#### Tarefa 1
Indica todos os títulos de entradas que aparecem no texto de origem, pela ordem em que surgem.
#### Tarefa 2
Prolonga o texto de origem a partir do ponto onde termina, mantendo o mesmo tom.
━━━ Texto de origem ━━━
Fui finalmente ver o dito filme. Gostei da maneira como somos submergidos pela normalidade, pela placidez gelada daquele liceu, que nos permite olhar para a subsequente violência sem preconceitos. Neste caso, gostei também da realização se ter, de alguma forma, sobreposto ao argumento. Acho que o filme só funciona assim.

29.12.03

Arrumações

Periodicamente reorganizo a minha lista de links, tentando classificar definitivamente os blogs que se encontram em apreciação ou apagando-os, e posteriormente organizando-os alfabeticamente. Cada vez que me dedico a esta tarefa fico mais convencido que não tinha hipóteses de passar da fase inicial do "Quem Quer Ser Milionário", por muito que gostasse de tentar ganhar os € 250 000. Não há maneira de saber instintivamente o abcedário. Pensava que ter que usar mnemónicas para conseguir distinguir a esquerda da direita era suficientemente mau, mas lá vou descobrindo novas extensões da minha inépcia.

Observações natalícias

Os ajuntamentos familiares semi-forçados normalmente obrigam-nos a estar ao nosso melhor nível de conversadores de chacha, numa tentativa de evitarmos falar de coisas que verdadeiramente nos marcam. Este ano, pela primeira vez, passei a consoada com o lado maternal da minha família. A certa altura da noite, um grupo de primos esteve cerca de uma hora a falar de lâmpadas economizadoras de energia. Pelos conhecimentos que cada um revelou sobre a matéria, sou levado a pensar que, no caso deles, já não era a primeira vez que passavam o Natal juntos.

23.12.03

Actividades perigosas

A julgar pelas filas que se acumulam, a esta hora, à entrada do parque de estacionamento do Corte Inglês, desaconselho fortemente o passeio fortuito com um saco de compras dessa instituição, entre hoje e dia 26. Pode dar origem a um linchamento. É melhor tentarmos não provocar a fúria da massa consumidora de última hora. Há coisas com que não se goza.

Tralha

Hoje à noite fui à feira internacional de artesanato que está no Fórum Picoas. Eu não gosto de feiras, mas um ataque subito de consumismo e um minutos para gastar, levaram-me até lá para ver se comprava uma coisa inútil para oferecer a alguém. Entre o Queijo da Serra, as bugigangas em pele de camelo, os artesãos congelados nos anos 70 e os inevitáveis incensos, apercebi-me que o mundo cheira mal.

22.12.03

Luxos

Depois de um fim-de-semana onde passei mais tempo em bares e discotecas do que a ver o sol, apercebo-me que as dúvidas existenciais que se levantaram nestes dois dias foram levadas pela voragem etílica. As reflexões que sobreviveram até segunda-feira giram, em grande parte, à volta do mesmo: será que uma pseudo-conversa com o portas do Lux, vale 12 euros?

Oásis dominical

Numa tentativa de ganhar uns quilitos para fazer face aos rigores do inverno, tento arranjar um ritual de entretenimento que não envolva muita movimentação, para fazer face à lenta aproximação da segunda-feira. Pela segunda semana consecutiva, dou por mim a papar o compacto (3 episódios) do "All in the family", na SIC Gold. Se o corpo ainda o permitir, dou uns toques no compacto do "Family Ties", que dá logo a seguir. Este programa só tem vantagens: não vejo os telejornais de domingo (o que me impede de falar na segunda de manhã, coisa que agradeço), não vejo uma boa fatia do Herman, e mergulho em valores familiares rarefeitos.
━━━ Conjunto de dados ━━━
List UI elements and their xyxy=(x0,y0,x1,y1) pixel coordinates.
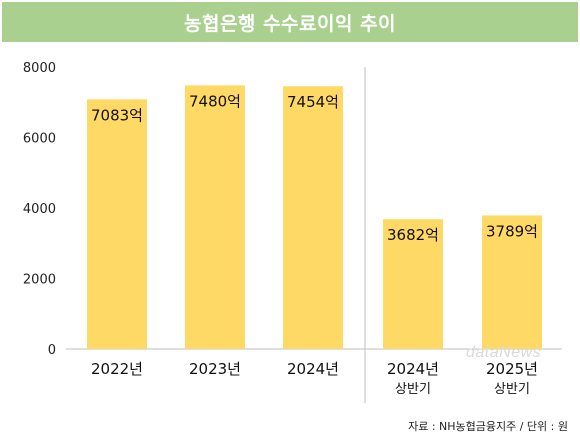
data-label: 3789억 xyxy=(486,222,538,240)
chart-title: 농협은행 수수료이익 추이 xyxy=(183,12,396,35)
bar xyxy=(283,86,343,350)
y-tick-label: 8000 xyxy=(23,61,56,76)
x-tick-label: 2025년 xyxy=(486,360,538,378)
watermark-logo: dataNews xyxy=(466,344,542,361)
data-label: 7454억 xyxy=(287,93,339,111)
x-tick-label: 상반기 xyxy=(494,382,530,397)
chart-header: 농협은행 수수료이익 추이 xyxy=(2,2,578,42)
bar xyxy=(383,219,443,349)
y-tick-label: 2000 xyxy=(23,273,56,288)
x-tick-label: 상반기 xyxy=(395,382,431,397)
y-tick-label: 6000 xyxy=(23,132,56,147)
x-tick-label: 2024년 xyxy=(287,360,339,378)
y-tick-label: 0 xyxy=(48,343,56,358)
data-label: 7480억 xyxy=(189,92,241,110)
bar xyxy=(482,215,542,349)
x-tick-label: 2023년 xyxy=(189,360,241,378)
data-label: 3682억 xyxy=(387,226,439,244)
source-note: 자료 : NH농협금융지주 / 단위 : 원 xyxy=(408,420,568,433)
data-label: 7083억 xyxy=(91,106,143,124)
x-tick-label: 2022년 xyxy=(91,360,143,378)
x-tick-label: 2024년 xyxy=(387,360,439,378)
bar xyxy=(87,99,147,349)
y-tick-label: 4000 xyxy=(23,202,56,217)
bar xyxy=(185,85,245,349)
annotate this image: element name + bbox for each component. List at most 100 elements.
━━━
#### Resposta 1
Arrumações
Observações natalícias
Actividades perigosas
Tralha
Luxos
Oásis dominical

#### Resposta 2
Misturas infernais

Domingo à noite é, quase por definição, deprimente. Se nos focarmos no panorama televisivo nacional, afundamo-nos cada vez mais no poço. Hoje, para tornar as coisas verdadeiramente épicas, temos a miséria do circo inserida no indescritível Herman SIC. Acho que o que é verdadeiramente deprimente é o facto do Natal, como instituição, se ter tornado também nisto, nos tempos que correm.

19.12.03

Dúvida matinal

Será que não sendo de esquerda, serei forçosamente de direita?

Pausa

Por vezes instala-se um silêncio parcial na cidade, que nos permite ouvir um som específico, em toda a sua unicidade, um som que normalmente se esvai na torrente cacofónica. Hoje, por momentos, ouvi apenas o trânsito. Sem palavras, sem pessoas, sem vento, apenas o trânsito.

Aproximações

Quando era mais novo, os meus pais sempre me mantiveram afastado da morte. À medida que fui envelhecendo, ela esgueirou-se da sua clausura e começou a infiltrar-se no meu universo íntimo, em sintonia com a passagem do tempo. Hoje em dia, dou por mim a fazer preparativos: tento comprar a minha primeira gravata preta. O verde escuro, ou o azul já não chegam. Com o gradual afastamento da inocência, vou tendo que escolher as minhas armas e assumir este duelo desesperado.

18.12.03

Tomada de posição

Eu defendo as seguintes ortografias, "da-se!" e "prontch", por oposição a "dasse!" e "prontus". Tenho dito.

Por falar em dificuldades de comunicação

Lembrei-me da minha única passagem pela Rússia, onde eu e um amigo estivemos perdidos em Moscovo, durante 12 horas. Na altura, só conseguimos comunicar com umas raparigas que falavam francês, e com um taxista improvisado que falava alemão e que tinha amigos a jogar andebol em Portugal, mais concretamente no ABC. Inglês nem vê-lo, literalmente. Aquela gente leva o isolamento a sério.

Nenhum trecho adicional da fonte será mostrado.